_Problem requirements_. Pull out each line of the data that includes the word "businesses".

_Record extracts_.
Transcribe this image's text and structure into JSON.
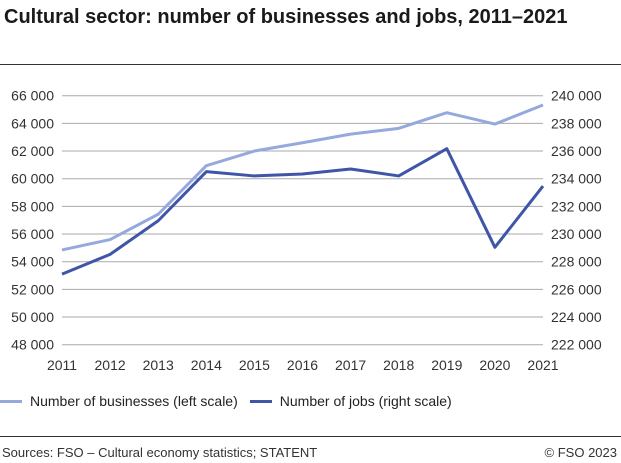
{
  "chart_data": {
    "type": "line",
    "title": "Cultural sector: number of businesses and jobs, 2011–2021",
    "x": [
      "2011",
      "2012",
      "2013",
      "2014",
      "2015",
      "2016",
      "2017",
      "2018",
      "2019",
      "2020",
      "2021"
    ],
    "series": [
      {
        "name": "Number of businesses (left scale)",
        "axis": "left",
        "color": "#95a9dc",
        "values": [
          54850,
          55600,
          57430,
          60940,
          62000,
          62600,
          63220,
          63640,
          64770,
          63950,
          65330
        ]
      },
      {
        "name": "Number of jobs (right scale)",
        "axis": "right",
        "color": "#3f55a8",
        "values": [
          227100,
          228530,
          230960,
          234510,
          234200,
          234340,
          234700,
          234200,
          236170,
          229040,
          233470
        ]
      }
    ],
    "ylim_left": [
      48000,
      66000
    ],
    "ylim_right": [
      222000,
      240000
    ],
    "yticks_left": [
      "48 000",
      "50 000",
      "52 000",
      "54 000",
      "56 000",
      "58 000",
      "60 000",
      "62 000",
      "64 000",
      "66 000"
    ],
    "yticks_right": [
      "222 000",
      "224 000",
      "226 000",
      "228 000",
      "230 000",
      "232 000",
      "234 000",
      "236 000",
      "238 000",
      "240 000"
    ],
    "grid": true,
    "legend_placement": "bottom"
  },
  "footer": {
    "sources": "Sources: FSO – Cultural economy statistics; STATENT",
    "copyright": "© FSO 2023"
  }
}
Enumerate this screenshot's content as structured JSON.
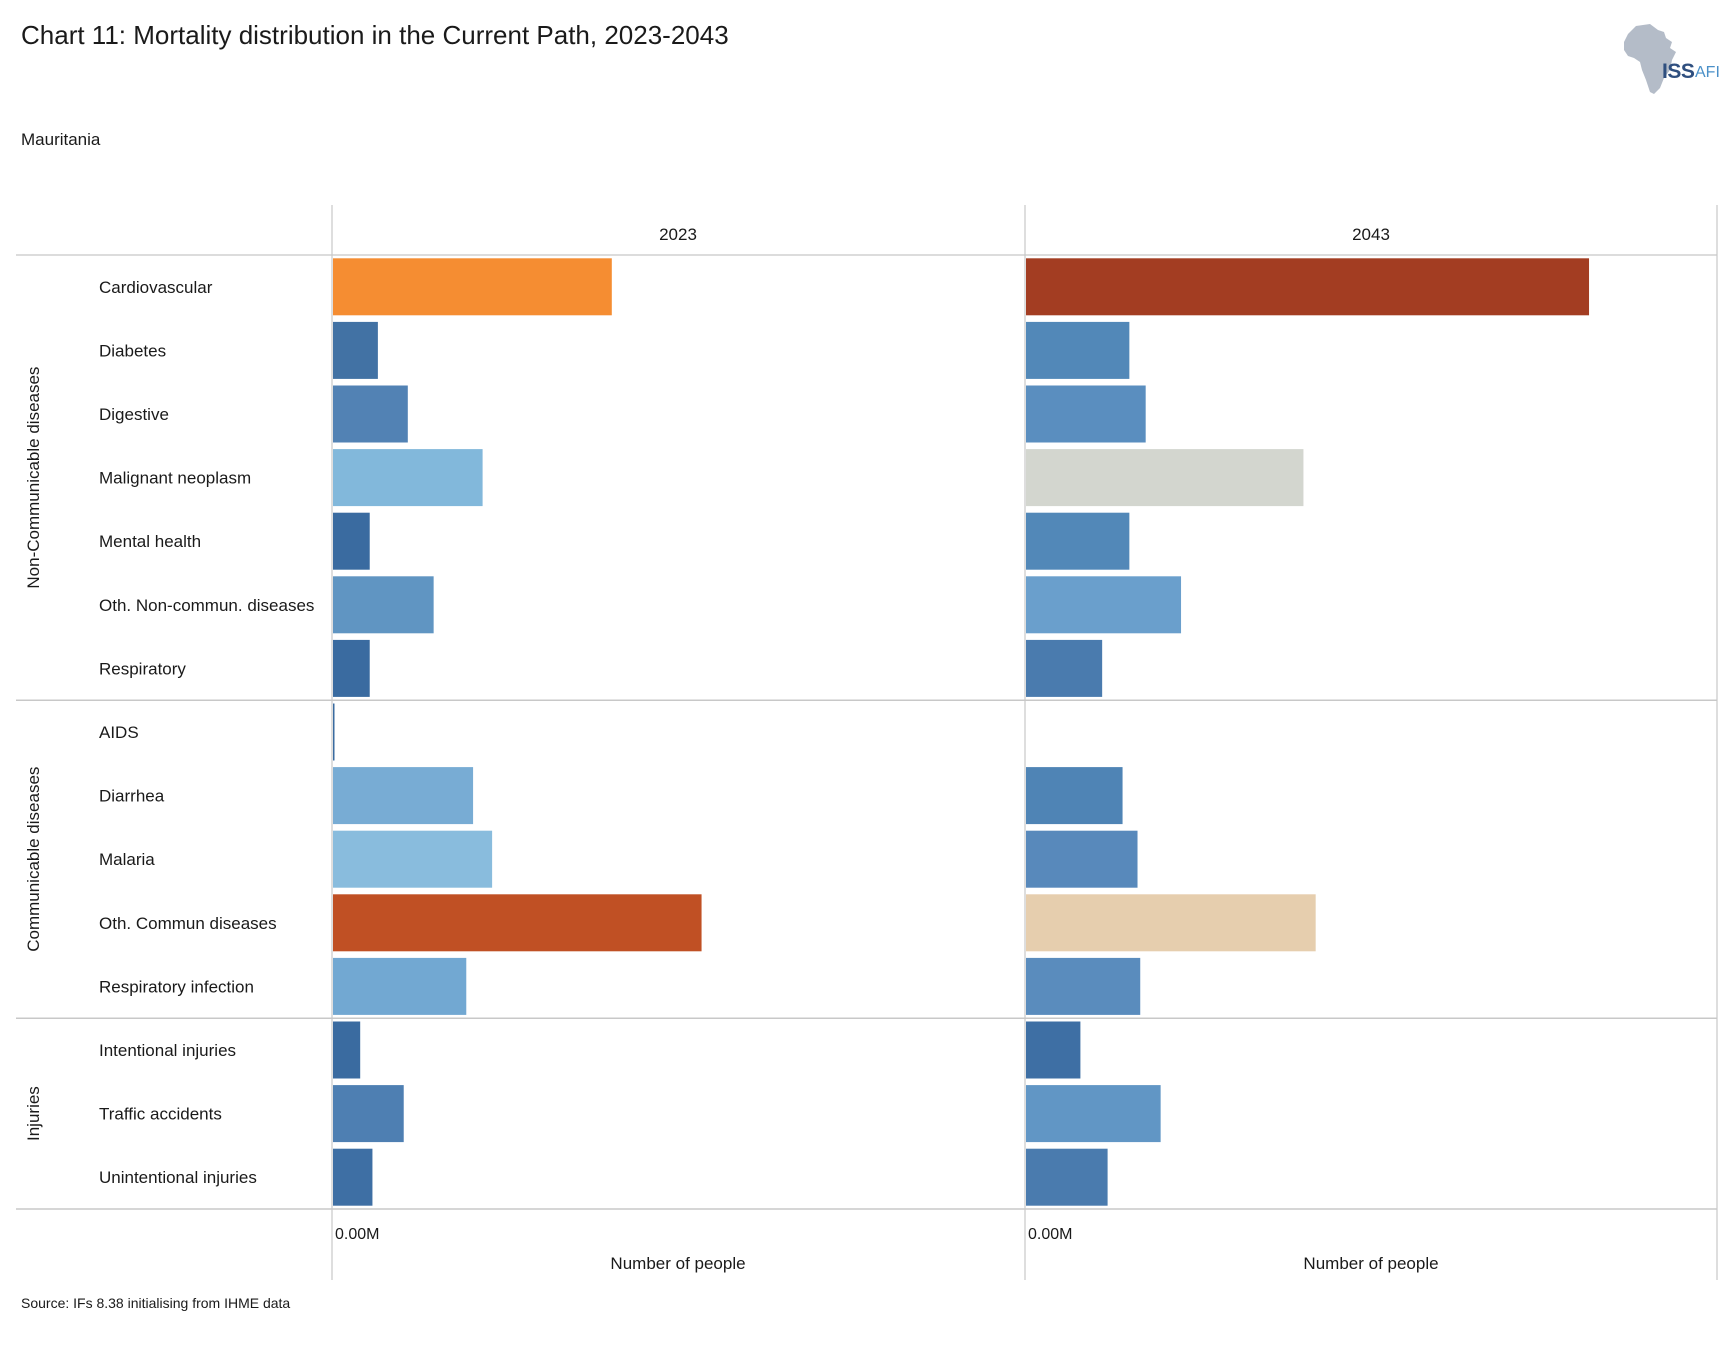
{
  "title": "Chart 11: Mortality distribution in the Current Path, 2023-2043",
  "subtitle": "Mauritania",
  "source": "Source: IFs 8.38 initialising from IHME data",
  "logo": {
    "primary": "ISS",
    "secondary": "AFI"
  },
  "chart_data": {
    "type": "bar",
    "orientation": "horizontal",
    "title": "Chart 11: Mortality distribution in the Current Path, 2023-2043",
    "subtitle": "Mauritania",
    "xlabel": "Number of people",
    "x_tick_label": "0.00M",
    "unit": "million people",
    "xlim": [
      0,
      0.005
    ],
    "panels": [
      "2023",
      "2043"
    ],
    "groups": [
      {
        "name": "Non-Communicable diseases",
        "categories": [
          "Cardiovascular",
          "Diabetes",
          "Digestive",
          "Malignant neoplasm",
          "Mental health",
          "Oth. Non-commun. diseases",
          "Respiratory"
        ]
      },
      {
        "name": "Communicable diseases",
        "categories": [
          "AIDS",
          "Diarrhea",
          "Malaria",
          "Oth. Commun diseases",
          "Respiratory infection"
        ]
      },
      {
        "name": "Injuries",
        "categories": [
          "Intentional injuries",
          "Traffic accidents",
          "Unintentional injuries"
        ]
      }
    ],
    "series": [
      {
        "name": "2023",
        "values": [
          0.00205,
          0.00033,
          0.00055,
          0.0011,
          0.00027,
          0.00074,
          0.00027,
          1e-05,
          0.00103,
          0.00117,
          0.00271,
          0.00098,
          0.0002,
          0.00052,
          0.00029
        ],
        "colors": [
          "#f58d32",
          "#4272a4",
          "#5282b4",
          "#82b8db",
          "#3a6ba0",
          "#6095c2",
          "#3a6ba0",
          "#3a6ba0",
          "#78acd4",
          "#89bcdd",
          "#c05024",
          "#72a8d2",
          "#3a6ba0",
          "#4e7fb2",
          "#3e6fa4"
        ]
      },
      {
        "name": "2043",
        "values": [
          0.00414,
          0.00076,
          0.00088,
          0.00204,
          0.00076,
          0.00114,
          0.00056,
          0,
          0.00071,
          0.00082,
          0.00213,
          0.00084,
          0.0004,
          0.00099,
          0.0006
        ],
        "colors": [
          "#a33d22",
          "#5288b8",
          "#5a8ebf",
          "#d3d6cf",
          "#5288b8",
          "#6a9fcc",
          "#4a7bae",
          "#4a7bae",
          "#4f84b5",
          "#5889bb",
          "#e6ceae",
          "#5a8cbd",
          "#3e6fa4",
          "#6196c5",
          "#4a7bae"
        ]
      }
    ]
  }
}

_Solution for this exercise_.
    "title": "Cultural sector: number of businesses and jobs, 2011–2021",
        "name": "Number of businesses (left scale)",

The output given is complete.